Problem to solve:
The listing beneath should be written out in full, exactly as shown.

───── Source material

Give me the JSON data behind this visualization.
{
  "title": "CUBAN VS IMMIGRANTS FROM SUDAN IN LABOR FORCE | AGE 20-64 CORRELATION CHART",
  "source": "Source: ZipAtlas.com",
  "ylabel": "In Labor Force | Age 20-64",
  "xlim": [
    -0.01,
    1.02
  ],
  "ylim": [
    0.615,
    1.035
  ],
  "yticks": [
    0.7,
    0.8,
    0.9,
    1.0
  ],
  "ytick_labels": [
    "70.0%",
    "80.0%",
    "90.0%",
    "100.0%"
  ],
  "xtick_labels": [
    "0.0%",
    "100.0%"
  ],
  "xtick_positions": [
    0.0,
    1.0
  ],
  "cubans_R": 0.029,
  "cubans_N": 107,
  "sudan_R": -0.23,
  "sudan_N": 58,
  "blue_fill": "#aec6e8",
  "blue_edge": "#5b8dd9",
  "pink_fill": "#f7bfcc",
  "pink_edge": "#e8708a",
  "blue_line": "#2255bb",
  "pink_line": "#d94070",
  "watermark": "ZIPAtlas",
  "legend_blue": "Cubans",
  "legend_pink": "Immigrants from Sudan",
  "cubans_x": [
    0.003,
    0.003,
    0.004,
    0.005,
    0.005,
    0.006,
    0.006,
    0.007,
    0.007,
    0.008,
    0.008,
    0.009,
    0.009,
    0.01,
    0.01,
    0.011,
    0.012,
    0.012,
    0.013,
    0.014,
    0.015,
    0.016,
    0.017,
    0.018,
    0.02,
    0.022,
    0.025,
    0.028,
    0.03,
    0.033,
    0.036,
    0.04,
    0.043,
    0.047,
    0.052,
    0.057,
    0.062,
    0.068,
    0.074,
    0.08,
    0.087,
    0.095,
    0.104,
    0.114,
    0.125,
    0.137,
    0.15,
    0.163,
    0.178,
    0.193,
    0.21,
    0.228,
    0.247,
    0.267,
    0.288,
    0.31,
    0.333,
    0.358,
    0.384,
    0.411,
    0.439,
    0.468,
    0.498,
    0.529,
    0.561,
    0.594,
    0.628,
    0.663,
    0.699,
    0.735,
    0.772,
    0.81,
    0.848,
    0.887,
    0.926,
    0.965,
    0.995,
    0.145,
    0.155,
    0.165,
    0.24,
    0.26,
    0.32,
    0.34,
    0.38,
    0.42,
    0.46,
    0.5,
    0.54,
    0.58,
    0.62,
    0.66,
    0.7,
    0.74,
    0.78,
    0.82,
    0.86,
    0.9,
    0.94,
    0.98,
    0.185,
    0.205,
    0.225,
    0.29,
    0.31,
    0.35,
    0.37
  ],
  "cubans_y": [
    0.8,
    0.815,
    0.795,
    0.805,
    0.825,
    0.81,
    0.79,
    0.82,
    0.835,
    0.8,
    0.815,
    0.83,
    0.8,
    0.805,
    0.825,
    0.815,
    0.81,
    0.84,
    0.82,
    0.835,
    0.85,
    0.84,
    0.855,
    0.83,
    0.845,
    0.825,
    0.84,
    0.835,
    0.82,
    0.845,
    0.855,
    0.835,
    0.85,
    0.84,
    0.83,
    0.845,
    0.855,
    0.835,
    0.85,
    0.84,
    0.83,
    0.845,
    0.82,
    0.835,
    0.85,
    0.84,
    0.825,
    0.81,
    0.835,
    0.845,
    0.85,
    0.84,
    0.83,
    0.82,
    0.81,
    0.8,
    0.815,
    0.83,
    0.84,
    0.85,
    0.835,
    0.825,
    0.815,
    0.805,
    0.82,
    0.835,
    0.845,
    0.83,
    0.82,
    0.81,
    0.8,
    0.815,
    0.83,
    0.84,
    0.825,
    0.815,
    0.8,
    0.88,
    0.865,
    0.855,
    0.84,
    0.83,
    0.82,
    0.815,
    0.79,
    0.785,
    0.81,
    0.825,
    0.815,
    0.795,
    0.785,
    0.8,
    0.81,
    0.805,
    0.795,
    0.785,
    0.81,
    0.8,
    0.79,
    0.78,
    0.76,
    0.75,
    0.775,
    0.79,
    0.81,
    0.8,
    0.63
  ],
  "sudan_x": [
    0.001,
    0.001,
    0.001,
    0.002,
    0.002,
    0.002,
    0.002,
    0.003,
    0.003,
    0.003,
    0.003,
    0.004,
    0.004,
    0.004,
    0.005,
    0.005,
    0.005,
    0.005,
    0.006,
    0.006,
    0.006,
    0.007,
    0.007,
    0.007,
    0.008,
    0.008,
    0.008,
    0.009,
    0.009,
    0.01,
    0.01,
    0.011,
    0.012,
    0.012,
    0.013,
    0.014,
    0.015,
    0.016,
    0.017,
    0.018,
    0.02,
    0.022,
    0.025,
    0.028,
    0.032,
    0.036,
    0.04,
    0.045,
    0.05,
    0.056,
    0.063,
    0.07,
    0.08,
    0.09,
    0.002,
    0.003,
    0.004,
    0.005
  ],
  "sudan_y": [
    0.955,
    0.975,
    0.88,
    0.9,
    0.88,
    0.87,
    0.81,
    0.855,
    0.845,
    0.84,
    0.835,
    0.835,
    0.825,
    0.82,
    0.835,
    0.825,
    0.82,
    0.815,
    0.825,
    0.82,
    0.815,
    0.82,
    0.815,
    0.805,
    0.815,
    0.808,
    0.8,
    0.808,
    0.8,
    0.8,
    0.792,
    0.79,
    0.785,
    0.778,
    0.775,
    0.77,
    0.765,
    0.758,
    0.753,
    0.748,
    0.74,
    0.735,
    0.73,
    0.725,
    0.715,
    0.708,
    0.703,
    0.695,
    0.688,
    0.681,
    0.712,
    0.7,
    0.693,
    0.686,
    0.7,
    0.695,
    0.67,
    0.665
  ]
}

──────────

Solution to this problem:
Give me the JSON data behind this visualization.
{
  "title": "CUBAN VS IMMIGRANTS FROM SUDAN IN LABOR FORCE | AGE 20-64 CORRELATION CHART",
  "source": "Source: ZipAtlas.com",
  "ylabel": "In Labor Force | Age 20-64",
  "xlim": [
    -0.01,
    1.02
  ],
  "ylim": [
    0.615,
    1.035
  ],
  "yticks": [
    0.7,
    0.8,
    0.9,
    1.0
  ],
  "ytick_labels": [
    "70.0%",
    "80.0%",
    "90.0%",
    "100.0%"
  ],
  "xtick_labels": [
    "0.0%",
    "100.0%"
  ],
  "xtick_positions": [
    0.0,
    1.0
  ],
  "cubans_R": 0.029,
  "cubans_N": 107,
  "sudan_R": -0.23,
  "sudan_N": 58,
  "blue_fill": "#aec6e8",
  "blue_edge": "#5b8dd9",
  "pink_fill": "#f7bfcc",
  "pink_edge": "#e8708a",
  "blue_line": "#2255bb",
  "pink_line": "#d94070",
  "watermark": "ZIPAtlas",
  "legend_blue": "Cubans",
  "legend_pink": "Immigrants from Sudan",
  "cubans_x": [
    0.003,
    0.003,
    0.004,
    0.005,
    0.005,
    0.006,
    0.006,
    0.007,
    0.007,
    0.008,
    0.008,
    0.009,
    0.009,
    0.01,
    0.01,
    0.011,
    0.012,
    0.012,
    0.013,
    0.014,
    0.015,
    0.016,
    0.017,
    0.018,
    0.02,
    0.022,
    0.025,
    0.028,
    0.03,
    0.033,
    0.036,
    0.04,
    0.043,
    0.047,
    0.052,
    0.057,
    0.062,
    0.068,
    0.074,
    0.08,
    0.087,
    0.095,
    0.104,
    0.114,
    0.125,
    0.137,
    0.15,
    0.163,
    0.178,
    0.193,
    0.21,
    0.228,
    0.247,
    0.267,
    0.288,
    0.31,
    0.333,
    0.358,
    0.384,
    0.411,
    0.439,
    0.468,
    0.498,
    0.529,
    0.561,
    0.594,
    0.628,
    0.663,
    0.699,
    0.735,
    0.772,
    0.81,
    0.848,
    0.887,
    0.926,
    0.965,
    0.995,
    0.145,
    0.155,
    0.165,
    0.24,
    0.26,
    0.32,
    0.34,
    0.38,
    0.42,
    0.46,
    0.5,
    0.54,
    0.58,
    0.62,
    0.66,
    0.7,
    0.74,
    0.78,
    0.82,
    0.86,
    0.9,
    0.94,
    0.98,
    0.185,
    0.205,
    0.225,
    0.29,
    0.31,
    0.35,
    0.37
  ],
  "cubans_y": [
    0.8,
    0.815,
    0.795,
    0.805,
    0.825,
    0.81,
    0.79,
    0.82,
    0.835,
    0.8,
    0.815,
    0.83,
    0.8,
    0.805,
    0.825,
    0.815,
    0.81,
    0.84,
    0.82,
    0.835,
    0.85,
    0.84,
    0.855,
    0.83,
    0.845,
    0.825,
    0.84,
    0.835,
    0.82,
    0.845,
    0.855,
    0.835,
    0.85,
    0.84,
    0.83,
    0.845,
    0.855,
    0.835,
    0.85,
    0.84,
    0.83,
    0.845,
    0.82,
    0.835,
    0.85,
    0.84,
    0.825,
    0.81,
    0.835,
    0.845,
    0.85,
    0.84,
    0.83,
    0.82,
    0.81,
    0.8,
    0.815,
    0.83,
    0.84,
    0.85,
    0.835,
    0.825,
    0.815,
    0.805,
    0.82,
    0.835,
    0.845,
    0.83,
    0.82,
    0.81,
    0.8,
    0.815,
    0.83,
    0.84,
    0.825,
    0.815,
    0.8,
    0.88,
    0.865,
    0.855,
    0.84,
    0.83,
    0.82,
    0.815,
    0.79,
    0.785,
    0.81,
    0.825,
    0.815,
    0.795,
    0.785,
    0.8,
    0.81,
    0.805,
    0.795,
    0.785,
    0.81,
    0.8,
    0.79,
    0.78,
    0.76,
    0.75,
    0.775,
    0.79,
    0.81,
    0.8,
    0.63
  ],
  "sudan_x": [
    0.001,
    0.001,
    0.001,
    0.002,
    0.002,
    0.002,
    0.002,
    0.003,
    0.003,
    0.003,
    0.003,
    0.004,
    0.004,
    0.004,
    0.005,
    0.005,
    0.005,
    0.005,
    0.006,
    0.006,
    0.006,
    0.007,
    0.007,
    0.007,
    0.008,
    0.008,
    0.008,
    0.009,
    0.009,
    0.01,
    0.01,
    0.011,
    0.012,
    0.012,
    0.013,
    0.014,
    0.015,
    0.016,
    0.017,
    0.018,
    0.02,
    0.022,
    0.025,
    0.028,
    0.032,
    0.036,
    0.04,
    0.045,
    0.05,
    0.056,
    0.063,
    0.07,
    0.08,
    0.09,
    0.002,
    0.003,
    0.004,
    0.005
  ],
  "sudan_y": [
    0.955,
    0.975,
    0.88,
    0.9,
    0.88,
    0.87,
    0.81,
    0.855,
    0.845,
    0.84,
    0.835,
    0.835,
    0.825,
    0.82,
    0.835,
    0.825,
    0.82,
    0.815,
    0.825,
    0.82,
    0.815,
    0.82,
    0.815,
    0.805,
    0.815,
    0.808,
    0.8,
    0.808,
    0.8,
    0.8,
    0.792,
    0.79,
    0.785,
    0.778,
    0.775,
    0.77,
    0.765,
    0.758,
    0.753,
    0.748,
    0.74,
    0.735,
    0.73,
    0.725,
    0.715,
    0.708,
    0.703,
    0.695,
    0.688,
    0.681,
    0.712,
    0.7,
    0.693,
    0.686,
    0.7,
    0.695,
    0.67,
    0.665
  ]
}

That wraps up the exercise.